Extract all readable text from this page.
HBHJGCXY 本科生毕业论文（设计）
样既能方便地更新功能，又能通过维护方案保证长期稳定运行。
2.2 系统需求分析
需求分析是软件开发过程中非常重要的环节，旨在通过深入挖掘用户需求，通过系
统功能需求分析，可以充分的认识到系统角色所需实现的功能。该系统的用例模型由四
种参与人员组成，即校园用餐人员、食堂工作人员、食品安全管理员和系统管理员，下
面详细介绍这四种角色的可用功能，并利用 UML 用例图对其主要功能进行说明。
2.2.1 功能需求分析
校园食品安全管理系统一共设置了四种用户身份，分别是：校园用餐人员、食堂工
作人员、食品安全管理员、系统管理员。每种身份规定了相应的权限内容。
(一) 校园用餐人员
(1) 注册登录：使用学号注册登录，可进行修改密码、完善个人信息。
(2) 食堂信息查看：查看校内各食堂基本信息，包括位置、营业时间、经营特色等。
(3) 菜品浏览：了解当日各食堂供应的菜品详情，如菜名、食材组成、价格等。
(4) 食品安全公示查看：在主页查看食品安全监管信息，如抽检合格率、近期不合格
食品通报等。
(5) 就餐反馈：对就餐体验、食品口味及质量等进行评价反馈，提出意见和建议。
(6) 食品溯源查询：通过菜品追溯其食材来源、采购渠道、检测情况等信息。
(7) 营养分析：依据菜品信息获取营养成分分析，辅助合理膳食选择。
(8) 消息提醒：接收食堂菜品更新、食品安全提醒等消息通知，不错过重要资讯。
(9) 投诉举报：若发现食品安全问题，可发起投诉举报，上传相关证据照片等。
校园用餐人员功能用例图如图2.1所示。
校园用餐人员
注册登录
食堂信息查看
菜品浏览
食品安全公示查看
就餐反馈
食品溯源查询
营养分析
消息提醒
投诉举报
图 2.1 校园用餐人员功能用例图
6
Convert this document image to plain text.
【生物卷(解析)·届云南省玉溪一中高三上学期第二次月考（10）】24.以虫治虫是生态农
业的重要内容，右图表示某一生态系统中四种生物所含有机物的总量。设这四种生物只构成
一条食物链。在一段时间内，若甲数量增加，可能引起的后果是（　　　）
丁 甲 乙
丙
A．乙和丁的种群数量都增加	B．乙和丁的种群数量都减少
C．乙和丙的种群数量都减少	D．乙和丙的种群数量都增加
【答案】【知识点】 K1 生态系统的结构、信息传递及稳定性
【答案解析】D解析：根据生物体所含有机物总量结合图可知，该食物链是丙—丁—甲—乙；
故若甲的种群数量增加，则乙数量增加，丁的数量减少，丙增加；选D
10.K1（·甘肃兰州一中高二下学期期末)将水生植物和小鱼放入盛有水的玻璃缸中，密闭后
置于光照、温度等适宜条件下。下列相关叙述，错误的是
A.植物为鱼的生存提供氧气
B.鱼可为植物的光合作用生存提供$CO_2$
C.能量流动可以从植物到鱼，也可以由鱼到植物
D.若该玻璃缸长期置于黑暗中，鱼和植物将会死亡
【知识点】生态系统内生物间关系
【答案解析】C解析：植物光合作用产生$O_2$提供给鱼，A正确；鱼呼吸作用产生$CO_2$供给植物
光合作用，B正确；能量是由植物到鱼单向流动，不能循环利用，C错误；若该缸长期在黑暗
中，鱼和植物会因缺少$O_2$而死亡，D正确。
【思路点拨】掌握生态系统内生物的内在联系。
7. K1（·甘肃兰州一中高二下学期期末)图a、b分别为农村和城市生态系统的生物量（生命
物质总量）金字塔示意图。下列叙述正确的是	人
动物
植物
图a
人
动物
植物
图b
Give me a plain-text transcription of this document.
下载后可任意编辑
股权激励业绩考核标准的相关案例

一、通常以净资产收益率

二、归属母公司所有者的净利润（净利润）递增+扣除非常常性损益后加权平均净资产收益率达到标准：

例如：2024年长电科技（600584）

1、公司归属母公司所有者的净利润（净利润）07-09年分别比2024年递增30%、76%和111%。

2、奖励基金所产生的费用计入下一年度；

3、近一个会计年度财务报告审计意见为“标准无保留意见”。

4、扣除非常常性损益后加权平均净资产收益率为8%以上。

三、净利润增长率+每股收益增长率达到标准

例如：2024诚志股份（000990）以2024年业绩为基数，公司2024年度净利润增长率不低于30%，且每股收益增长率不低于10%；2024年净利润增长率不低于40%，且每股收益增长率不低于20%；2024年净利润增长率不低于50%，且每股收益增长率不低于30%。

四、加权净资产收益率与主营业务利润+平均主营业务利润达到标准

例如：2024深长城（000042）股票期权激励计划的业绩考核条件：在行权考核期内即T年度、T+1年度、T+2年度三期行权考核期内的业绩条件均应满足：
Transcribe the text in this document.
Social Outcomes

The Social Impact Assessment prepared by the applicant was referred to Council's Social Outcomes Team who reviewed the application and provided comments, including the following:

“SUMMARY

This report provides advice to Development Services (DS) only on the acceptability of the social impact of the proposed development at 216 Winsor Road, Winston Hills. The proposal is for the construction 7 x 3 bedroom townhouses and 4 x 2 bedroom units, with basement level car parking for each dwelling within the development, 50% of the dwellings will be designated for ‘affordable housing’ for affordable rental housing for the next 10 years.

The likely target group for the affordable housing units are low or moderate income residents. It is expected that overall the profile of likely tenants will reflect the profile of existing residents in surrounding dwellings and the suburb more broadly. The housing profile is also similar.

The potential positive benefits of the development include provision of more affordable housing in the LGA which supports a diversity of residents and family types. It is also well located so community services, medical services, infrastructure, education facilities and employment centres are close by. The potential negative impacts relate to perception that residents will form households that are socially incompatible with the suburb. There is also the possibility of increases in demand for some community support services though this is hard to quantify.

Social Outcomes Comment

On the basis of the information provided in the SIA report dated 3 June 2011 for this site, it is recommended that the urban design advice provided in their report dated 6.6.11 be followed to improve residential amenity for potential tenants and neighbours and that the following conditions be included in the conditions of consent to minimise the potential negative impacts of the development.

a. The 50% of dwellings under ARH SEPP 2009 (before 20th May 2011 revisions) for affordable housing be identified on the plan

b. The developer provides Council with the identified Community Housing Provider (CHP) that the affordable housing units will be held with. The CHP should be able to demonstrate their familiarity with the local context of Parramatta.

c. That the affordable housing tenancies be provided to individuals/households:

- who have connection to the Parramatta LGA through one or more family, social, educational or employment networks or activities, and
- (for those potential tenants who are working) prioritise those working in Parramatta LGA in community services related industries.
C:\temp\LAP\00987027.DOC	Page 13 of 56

Task. Identify all lines where the word "Outcomes" shows up. Copy them.

Exercise solution.
Social Outcomes
The Social Impact Assessment prepared by the applicant was referred to Council's Social Outcomes Team who reviewed the application and provided comments, including the following:
Social Outcomes Comment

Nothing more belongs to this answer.